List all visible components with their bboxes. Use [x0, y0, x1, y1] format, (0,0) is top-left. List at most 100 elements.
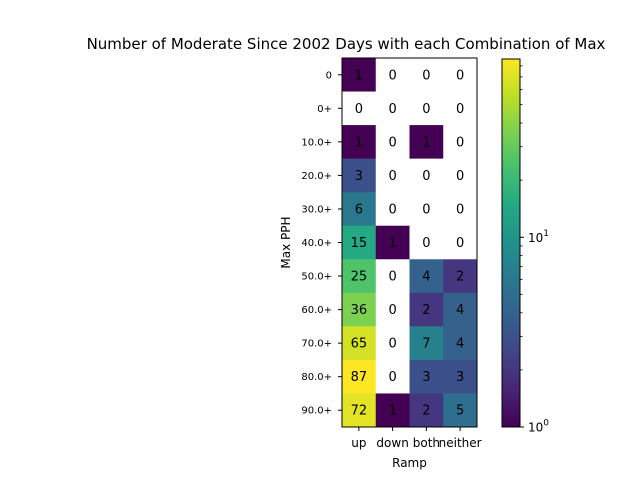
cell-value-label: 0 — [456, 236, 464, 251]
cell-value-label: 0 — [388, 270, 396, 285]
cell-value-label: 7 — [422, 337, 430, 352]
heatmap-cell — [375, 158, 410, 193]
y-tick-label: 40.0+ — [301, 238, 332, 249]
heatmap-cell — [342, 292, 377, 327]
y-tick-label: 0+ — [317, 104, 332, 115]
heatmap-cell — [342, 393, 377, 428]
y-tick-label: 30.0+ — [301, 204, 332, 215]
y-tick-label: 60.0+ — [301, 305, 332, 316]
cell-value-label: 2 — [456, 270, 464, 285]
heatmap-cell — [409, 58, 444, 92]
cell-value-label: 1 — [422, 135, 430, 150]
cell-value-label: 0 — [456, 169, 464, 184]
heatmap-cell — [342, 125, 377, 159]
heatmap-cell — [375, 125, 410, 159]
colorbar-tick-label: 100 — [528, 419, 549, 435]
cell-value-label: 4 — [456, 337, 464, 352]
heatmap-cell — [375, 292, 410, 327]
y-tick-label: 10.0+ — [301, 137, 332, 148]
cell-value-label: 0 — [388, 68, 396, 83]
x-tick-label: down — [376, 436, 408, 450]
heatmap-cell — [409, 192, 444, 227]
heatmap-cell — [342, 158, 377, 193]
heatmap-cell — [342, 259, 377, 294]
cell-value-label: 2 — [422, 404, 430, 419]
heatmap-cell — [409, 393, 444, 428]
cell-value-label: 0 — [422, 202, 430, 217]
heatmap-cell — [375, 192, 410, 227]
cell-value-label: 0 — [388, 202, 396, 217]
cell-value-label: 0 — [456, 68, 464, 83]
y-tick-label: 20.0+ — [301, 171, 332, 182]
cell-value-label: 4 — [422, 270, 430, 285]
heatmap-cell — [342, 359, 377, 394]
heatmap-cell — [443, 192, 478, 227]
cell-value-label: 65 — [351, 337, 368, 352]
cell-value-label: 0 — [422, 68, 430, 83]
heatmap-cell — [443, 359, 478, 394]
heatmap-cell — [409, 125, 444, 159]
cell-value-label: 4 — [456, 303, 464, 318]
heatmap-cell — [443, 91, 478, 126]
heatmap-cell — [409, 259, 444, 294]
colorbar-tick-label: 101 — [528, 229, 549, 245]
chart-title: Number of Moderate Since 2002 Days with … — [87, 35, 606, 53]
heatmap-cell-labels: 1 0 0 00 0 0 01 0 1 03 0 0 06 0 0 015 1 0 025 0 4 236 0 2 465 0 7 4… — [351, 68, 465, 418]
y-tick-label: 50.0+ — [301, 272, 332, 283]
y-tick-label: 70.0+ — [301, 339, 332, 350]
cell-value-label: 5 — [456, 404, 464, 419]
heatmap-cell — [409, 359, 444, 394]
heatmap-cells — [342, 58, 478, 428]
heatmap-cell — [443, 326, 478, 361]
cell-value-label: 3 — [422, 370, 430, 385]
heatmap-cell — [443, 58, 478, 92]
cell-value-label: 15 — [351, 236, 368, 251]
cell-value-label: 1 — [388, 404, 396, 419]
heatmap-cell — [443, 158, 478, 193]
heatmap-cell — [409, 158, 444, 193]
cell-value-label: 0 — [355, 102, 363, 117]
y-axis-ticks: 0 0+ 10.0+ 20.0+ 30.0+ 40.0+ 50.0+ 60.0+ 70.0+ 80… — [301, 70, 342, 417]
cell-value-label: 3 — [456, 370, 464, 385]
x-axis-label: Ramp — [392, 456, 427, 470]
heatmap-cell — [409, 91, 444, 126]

....................

[EXERCISE DIRECTIONS]:
Which lines of the material contain the word "with"? Pick out and copy each one, treating uppercase and lowercase as different.

[EXERCISE SOLUTION]:
List all visible components with their bboxes. Use [x0, y0, x1, y1] format, (0,0) is top-left. List at most 100 elements.
chart-title: Number of Moderate Since 2002 Days with … — [87, 35, 606, 53]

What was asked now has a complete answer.